TO DO:
Write out the listing below exactly, and omit any images you find in it.

─── DATASET CONTENT ───

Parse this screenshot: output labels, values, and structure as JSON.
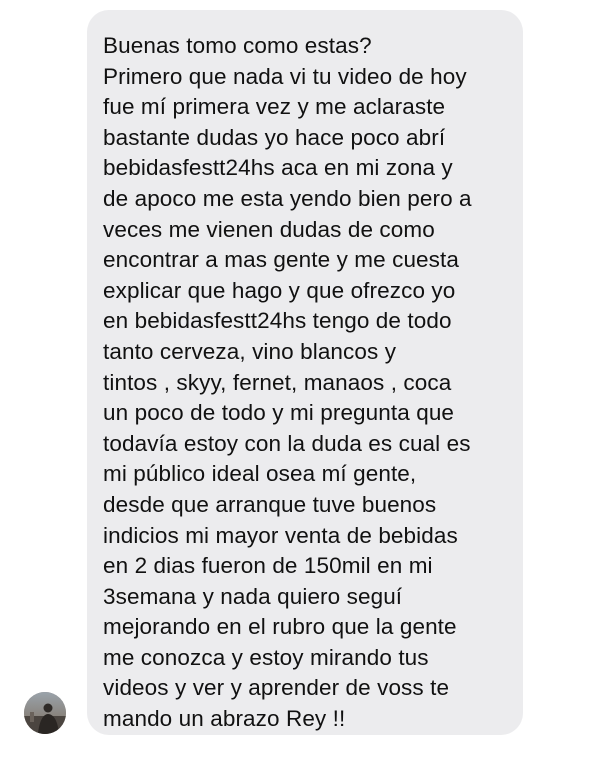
{
  "conversation": {
    "message": {
      "lines": [
        "Buenas tomo como estas?",
        "Primero que nada vi tu video de hoy",
        "fue mí primera vez y me aclaraste",
        "bastante dudas yo hace poco abrí",
        "bebidasfestt24hs aca en mi zona y",
        "de apoco me esta yendo bien pero a",
        "veces me vienen dudas de como",
        "encontrar a mas gente y me cuesta",
        "explicar que hago y que ofrezco yo",
        "en bebidasfestt24hs tengo de todo",
        "tanto cerveza, vino blancos y",
        "tintos , skyy, fernet, manaos , coca",
        "un poco de todo y mi pregunta que",
        "todavía estoy con la duda es cual es",
        "mi público ideal osea mí gente,",
        "desde que arranque tuve buenos",
        "indicios mi mayor venta de bebidas",
        "en 2 dias fueron de 150mil en mi",
        "3semana y nada quiero seguí",
        "mejorando en el rubro que la gente",
        "me conozca y estoy mirando tus",
        "videos y ver y aprender de voss te",
        "mando un abrazo Rey !!"
      ]
    },
    "sender": {
      "avatar_icon": "profile-photo"
    }
  },
  "colors": {
    "bubble_background": "#ececee",
    "text": "#111111",
    "page_background": "#ffffff"
  }
}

───

SOLUTION TO THE EXERCISE:
Parse this screenshot: output labels, values, and structure as JSON.
{
  "conversation": {
    "message": {
      "lines": [
        "Buenas tomo como estas?",
        "Primero que nada vi tu video de hoy",
        "fue mí primera vez y me aclaraste",
        "bastante dudas yo hace poco abrí",
        "bebidasfestt24hs aca en mi zona y",
        "de apoco me esta yendo bien pero a",
        "veces me vienen dudas de como",
        "encontrar a mas gente y me cuesta",
        "explicar que hago y que ofrezco yo",
        "en bebidasfestt24hs tengo de todo",
        "tanto cerveza, vino blancos y",
        "tintos , skyy, fernet, manaos , coca",
        "un poco de todo y mi pregunta que",
        "todavía estoy con la duda es cual es",
        "mi público ideal osea mí gente,",
        "desde que arranque tuve buenos",
        "indicios mi mayor venta de bebidas",
        "en 2 dias fueron de 150mil en mi",
        "3semana y nada quiero seguí",
        "mejorando en el rubro que la gente",
        "me conozca y estoy mirando tus",
        "videos y ver y aprender de voss te",
        "mando un abrazo Rey !!"
      ]
    },
    "sender": {
      "avatar_icon": "profile-photo"
    }
  },
  "colors": {
    "bubble_background": "#ececee",
    "text": "#111111",
    "page_background": "#ffffff"
  }
}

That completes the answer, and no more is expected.